- TASK DESCRIPTION: Give the entries again, word for word.

===== INPUT MATERIAL

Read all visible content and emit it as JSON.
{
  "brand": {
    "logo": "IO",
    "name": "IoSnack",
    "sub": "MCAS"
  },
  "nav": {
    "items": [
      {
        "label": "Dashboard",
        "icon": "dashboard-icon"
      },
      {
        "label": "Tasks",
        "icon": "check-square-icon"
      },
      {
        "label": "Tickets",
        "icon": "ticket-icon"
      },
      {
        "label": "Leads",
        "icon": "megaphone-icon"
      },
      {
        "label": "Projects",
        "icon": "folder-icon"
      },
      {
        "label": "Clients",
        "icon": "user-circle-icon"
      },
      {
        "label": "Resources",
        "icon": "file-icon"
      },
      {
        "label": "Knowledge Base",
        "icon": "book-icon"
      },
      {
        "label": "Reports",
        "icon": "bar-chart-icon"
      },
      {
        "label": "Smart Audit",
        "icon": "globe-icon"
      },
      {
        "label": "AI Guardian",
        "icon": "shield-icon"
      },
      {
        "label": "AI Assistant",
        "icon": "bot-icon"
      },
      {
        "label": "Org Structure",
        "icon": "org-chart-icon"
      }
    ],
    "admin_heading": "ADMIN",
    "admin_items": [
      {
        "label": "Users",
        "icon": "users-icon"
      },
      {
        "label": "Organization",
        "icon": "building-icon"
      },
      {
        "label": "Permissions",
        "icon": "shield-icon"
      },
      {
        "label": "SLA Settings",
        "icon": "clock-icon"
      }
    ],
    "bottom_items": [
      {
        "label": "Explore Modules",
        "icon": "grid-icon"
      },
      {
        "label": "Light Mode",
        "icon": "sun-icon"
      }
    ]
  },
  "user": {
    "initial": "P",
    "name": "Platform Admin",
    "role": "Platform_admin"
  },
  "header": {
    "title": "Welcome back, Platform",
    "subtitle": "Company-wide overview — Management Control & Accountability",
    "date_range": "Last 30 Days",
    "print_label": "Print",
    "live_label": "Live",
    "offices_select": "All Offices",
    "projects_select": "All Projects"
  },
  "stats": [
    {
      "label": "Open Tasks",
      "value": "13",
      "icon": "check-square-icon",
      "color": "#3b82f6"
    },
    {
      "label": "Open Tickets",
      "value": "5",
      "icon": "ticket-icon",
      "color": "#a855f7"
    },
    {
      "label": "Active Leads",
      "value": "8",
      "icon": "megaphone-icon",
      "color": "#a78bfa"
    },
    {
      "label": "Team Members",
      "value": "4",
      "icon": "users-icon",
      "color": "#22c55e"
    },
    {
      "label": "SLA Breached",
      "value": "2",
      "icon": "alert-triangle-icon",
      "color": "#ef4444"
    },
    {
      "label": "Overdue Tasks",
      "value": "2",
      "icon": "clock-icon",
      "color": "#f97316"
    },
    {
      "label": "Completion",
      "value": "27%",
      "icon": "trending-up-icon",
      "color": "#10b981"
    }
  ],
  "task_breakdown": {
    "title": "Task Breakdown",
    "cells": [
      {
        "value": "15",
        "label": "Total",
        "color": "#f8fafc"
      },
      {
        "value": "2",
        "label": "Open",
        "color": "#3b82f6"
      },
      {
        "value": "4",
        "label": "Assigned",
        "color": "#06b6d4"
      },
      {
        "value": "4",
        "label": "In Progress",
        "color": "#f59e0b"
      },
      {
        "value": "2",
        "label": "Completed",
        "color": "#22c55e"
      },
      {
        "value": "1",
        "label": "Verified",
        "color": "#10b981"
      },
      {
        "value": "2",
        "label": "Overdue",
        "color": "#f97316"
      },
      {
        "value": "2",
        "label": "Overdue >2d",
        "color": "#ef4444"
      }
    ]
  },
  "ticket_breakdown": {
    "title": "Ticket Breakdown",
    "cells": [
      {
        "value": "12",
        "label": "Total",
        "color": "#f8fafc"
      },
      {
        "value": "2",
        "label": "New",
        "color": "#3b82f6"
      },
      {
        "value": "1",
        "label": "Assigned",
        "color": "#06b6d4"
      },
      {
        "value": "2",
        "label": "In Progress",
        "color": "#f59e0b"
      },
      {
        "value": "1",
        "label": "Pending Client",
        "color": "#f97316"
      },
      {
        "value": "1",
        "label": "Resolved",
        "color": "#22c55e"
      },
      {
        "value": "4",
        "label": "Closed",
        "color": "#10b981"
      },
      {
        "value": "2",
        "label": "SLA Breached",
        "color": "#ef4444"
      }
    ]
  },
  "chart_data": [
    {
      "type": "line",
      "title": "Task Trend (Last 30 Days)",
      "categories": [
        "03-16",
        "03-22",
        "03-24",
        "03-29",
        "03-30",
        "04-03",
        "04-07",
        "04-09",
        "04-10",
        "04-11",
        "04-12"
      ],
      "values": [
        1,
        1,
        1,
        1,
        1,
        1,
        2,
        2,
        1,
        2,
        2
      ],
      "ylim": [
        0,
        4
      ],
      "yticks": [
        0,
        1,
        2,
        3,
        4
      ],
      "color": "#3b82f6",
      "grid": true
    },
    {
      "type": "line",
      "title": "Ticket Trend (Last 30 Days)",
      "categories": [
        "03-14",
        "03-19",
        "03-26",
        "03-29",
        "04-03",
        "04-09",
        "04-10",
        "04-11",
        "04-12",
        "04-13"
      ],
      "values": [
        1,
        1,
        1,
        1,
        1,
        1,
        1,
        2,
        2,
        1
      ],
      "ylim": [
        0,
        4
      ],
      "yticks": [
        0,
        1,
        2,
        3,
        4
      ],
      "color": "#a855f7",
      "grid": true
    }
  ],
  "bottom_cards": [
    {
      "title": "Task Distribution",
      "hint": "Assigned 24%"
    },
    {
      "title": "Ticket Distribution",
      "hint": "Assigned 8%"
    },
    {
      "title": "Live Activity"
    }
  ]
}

==========

- OUTPUT OF THE TASK:
Read all visible content and emit it as JSON.
{
  "brand": {
    "logo": "IO",
    "name": "IoSnack",
    "sub": "MCAS"
  },
  "nav": {
    "items": [
      {
        "label": "Dashboard",
        "icon": "dashboard-icon"
      },
      {
        "label": "Tasks",
        "icon": "check-square-icon"
      },
      {
        "label": "Tickets",
        "icon": "ticket-icon"
      },
      {
        "label": "Leads",
        "icon": "megaphone-icon"
      },
      {
        "label": "Projects",
        "icon": "folder-icon"
      },
      {
        "label": "Clients",
        "icon": "user-circle-icon"
      },
      {
        "label": "Resources",
        "icon": "file-icon"
      },
      {
        "label": "Knowledge Base",
        "icon": "book-icon"
      },
      {
        "label": "Reports",
        "icon": "bar-chart-icon"
      },
      {
        "label": "Smart Audit",
        "icon": "globe-icon"
      },
      {
        "label": "AI Guardian",
        "icon": "shield-icon"
      },
      {
        "label": "AI Assistant",
        "icon": "bot-icon"
      },
      {
        "label": "Org Structure",
        "icon": "org-chart-icon"
      }
    ],
    "admin_heading": "ADMIN",
    "admin_items": [
      {
        "label": "Users",
        "icon": "users-icon"
      },
      {
        "label": "Organization",
        "icon": "building-icon"
      },
      {
        "label": "Permissions",
        "icon": "shield-icon"
      },
      {
        "label": "SLA Settings",
        "icon": "clock-icon"
      }
    ],
    "bottom_items": [
      {
        "label": "Explore Modules",
        "icon": "grid-icon"
      },
      {
        "label": "Light Mode",
        "icon": "sun-icon"
      }
    ]
  },
  "user": {
    "initial": "P",
    "name": "Platform Admin",
    "role": "Platform_admin"
  },
  "header": {
    "title": "Welcome back, Platform",
    "subtitle": "Company-wide overview — Management Control & Accountability",
    "date_range": "Last 30 Days",
    "print_label": "Print",
    "live_label": "Live",
    "offices_select": "All Offices",
    "projects_select": "All Projects"
  },
  "stats": [
    {
      "label": "Open Tasks",
      "value": "13",
      "icon": "check-square-icon",
      "color": "#3b82f6"
    },
    {
      "label": "Open Tickets",
      "value": "5",
      "icon": "ticket-icon",
      "color": "#a855f7"
    },
    {
      "label": "Active Leads",
      "value": "8",
      "icon": "megaphone-icon",
      "color": "#a78bfa"
    },
    {
      "label": "Team Members",
      "value": "4",
      "icon": "users-icon",
      "color": "#22c55e"
    },
    {
      "label": "SLA Breached",
      "value": "2",
      "icon": "alert-triangle-icon",
      "color": "#ef4444"
    },
    {
      "label": "Overdue Tasks",
      "value": "2",
      "icon": "clock-icon",
      "color": "#f97316"
    },
    {
      "label": "Completion",
      "value": "27%",
      "icon": "trending-up-icon",
      "color": "#10b981"
    }
  ],
  "task_breakdown": {
    "title": "Task Breakdown",
    "cells": [
      {
        "value": "15",
        "label": "Total",
        "color": "#f8fafc"
      },
      {
        "value": "2",
        "label": "Open",
        "color": "#3b82f6"
      },
      {
        "value": "4",
        "label": "Assigned",
        "color": "#06b6d4"
      },
      {
        "value": "4",
        "label": "In Progress",
        "color": "#f59e0b"
      },
      {
        "value": "2",
        "label": "Completed",
        "color": "#22c55e"
      },
      {
        "value": "1",
        "label": "Verified",
        "color": "#10b981"
      },
      {
        "value": "2",
        "label": "Overdue",
        "color": "#f97316"
      },
      {
        "value": "2",
        "label": "Overdue >2d",
        "color": "#ef4444"
      }
    ]
  },
  "ticket_breakdown": {
    "title": "Ticket Breakdown",
    "cells": [
      {
        "value": "12",
        "label": "Total",
        "color": "#f8fafc"
      },
      {
        "value": "2",
        "label": "New",
        "color": "#3b82f6"
      },
      {
        "value": "1",
        "label": "Assigned",
        "color": "#06b6d4"
      },
      {
        "value": "2",
        "label": "In Progress",
        "color": "#f59e0b"
      },
      {
        "value": "1",
        "label": "Pending Client",
        "color": "#f97316"
      },
      {
        "value": "1",
        "label": "Resolved",
        "color": "#22c55e"
      },
      {
        "value": "4",
        "label": "Closed",
        "color": "#10b981"
      },
      {
        "value": "2",
        "label": "SLA Breached",
        "color": "#ef4444"
      }
    ]
  },
  "chart_data": [
    {
      "type": "line",
      "title": "Task Trend (Last 30 Days)",
      "categories": [
        "03-16",
        "03-22",
        "03-24",
        "03-29",
        "03-30",
        "04-03",
        "04-07",
        "04-09",
        "04-10",
        "04-11",
        "04-12"
      ],
      "values": [
        1,
        1,
        1,
        1,
        1,
        1,
        2,
        2,
        1,
        2,
        2
      ],
      "ylim": [
        0,
        4
      ],
      "yticks": [
        0,
        1,
        2,
        3,
        4
      ],
      "color": "#3b82f6",
      "grid": true
    },
    {
      "type": "line",
      "title": "Ticket Trend (Last 30 Days)",
      "categories": [
        "03-14",
        "03-19",
        "03-26",
        "03-29",
        "04-03",
        "04-09",
        "04-10",
        "04-11",
        "04-12",
        "04-13"
      ],
      "values": [
        1,
        1,
        1,
        1,
        1,
        1,
        1,
        2,
        2,
        1
      ],
      "ylim": [
        0,
        4
      ],
      "yticks": [
        0,
        1,
        2,
        3,
        4
      ],
      "color": "#a855f7",
      "grid": true
    }
  ],
  "bottom_cards": [
    {
      "title": "Task Distribution",
      "hint": "Assigned 24%"
    },
    {
      "title": "Ticket Distribution",
      "hint": "Assigned 8%"
    },
    {
      "title": "Live Activity"
    }
  ]
}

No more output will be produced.